The problem
Output every entry exactly, from the first line to the last.

===== Source records

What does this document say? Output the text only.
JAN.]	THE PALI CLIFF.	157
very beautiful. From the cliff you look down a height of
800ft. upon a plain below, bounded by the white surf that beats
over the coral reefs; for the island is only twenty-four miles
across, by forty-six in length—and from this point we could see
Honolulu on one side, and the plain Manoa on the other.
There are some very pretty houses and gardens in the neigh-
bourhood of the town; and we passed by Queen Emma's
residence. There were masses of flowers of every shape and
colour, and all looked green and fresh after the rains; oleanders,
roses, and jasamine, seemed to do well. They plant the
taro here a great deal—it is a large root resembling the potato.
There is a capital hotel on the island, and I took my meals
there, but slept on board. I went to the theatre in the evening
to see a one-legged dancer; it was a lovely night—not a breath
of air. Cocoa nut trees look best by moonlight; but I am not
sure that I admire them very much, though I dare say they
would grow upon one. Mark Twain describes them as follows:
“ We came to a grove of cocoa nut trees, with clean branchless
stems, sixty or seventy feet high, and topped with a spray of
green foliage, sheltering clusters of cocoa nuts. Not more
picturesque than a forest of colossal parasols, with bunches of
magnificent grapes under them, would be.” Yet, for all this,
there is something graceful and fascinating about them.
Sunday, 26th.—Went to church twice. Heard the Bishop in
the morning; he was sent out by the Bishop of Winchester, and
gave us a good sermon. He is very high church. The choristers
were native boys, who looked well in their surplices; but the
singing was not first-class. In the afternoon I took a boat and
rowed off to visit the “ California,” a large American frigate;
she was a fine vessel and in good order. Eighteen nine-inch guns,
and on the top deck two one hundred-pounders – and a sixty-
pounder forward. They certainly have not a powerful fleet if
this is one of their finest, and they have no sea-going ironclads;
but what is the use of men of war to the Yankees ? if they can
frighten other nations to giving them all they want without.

==========

Task result
What does this document say? Output the text only.
JAN.]	THE PALI CLIFF.	157
very beautiful. From the cliff you look down a height of
800ft. upon a plain below, bounded by the white surf that beats
over the coral reefs; for the island is only twenty-four miles
across, by forty-six in length—and from this point we could see
Honolulu on one side, and the plain Manoa on the other.
There are some very pretty houses and gardens in the neigh-
bourhood of the town; and we passed by Queen Emma's
residence. There were masses of flowers of every shape and
colour, and all looked green and fresh after the rains; oleanders,
roses, and jasamine, seemed to do well. They plant the
taro here a great deal—it is a large root resembling the potato.
There is a capital hotel on the island, and I took my meals
there, but slept on board. I went to the theatre in the evening
to see a one-legged dancer; it was a lovely night—not a breath
of air. Cocoa nut trees look best by moonlight; but I am not
sure that I admire them very much, though I dare say they
would grow upon one. Mark Twain describes them as follows:
“ We came to a grove of cocoa nut trees, with clean branchless
stems, sixty or seventy feet high, and topped with a spray of
green foliage, sheltering clusters of cocoa nuts. Not more
picturesque than a forest of colossal parasols, with bunches of
magnificent grapes under them, would be.” Yet, for all this,
there is something graceful and fascinating about them.
Sunday, 26th.—Went to church twice. Heard the Bishop in
the morning; he was sent out by the Bishop of Winchester, and
gave us a good sermon. He is very high church. The choristers
were native boys, who looked well in their surplices; but the
singing was not first-class. In the afternoon I took a boat and
rowed off to visit the “ California,” a large American frigate;
she was a fine vessel and in good order. Eighteen nine-inch guns,
and on the top deck two one hundred-pounders – and a sixty-
pounder forward. They certainly have not a powerful fleet if
this is one of their finest, and they have no sea-going ironclads;
but what is the use of men of war to the Yankees ? if they can
frighten other nations to giving them all they want without.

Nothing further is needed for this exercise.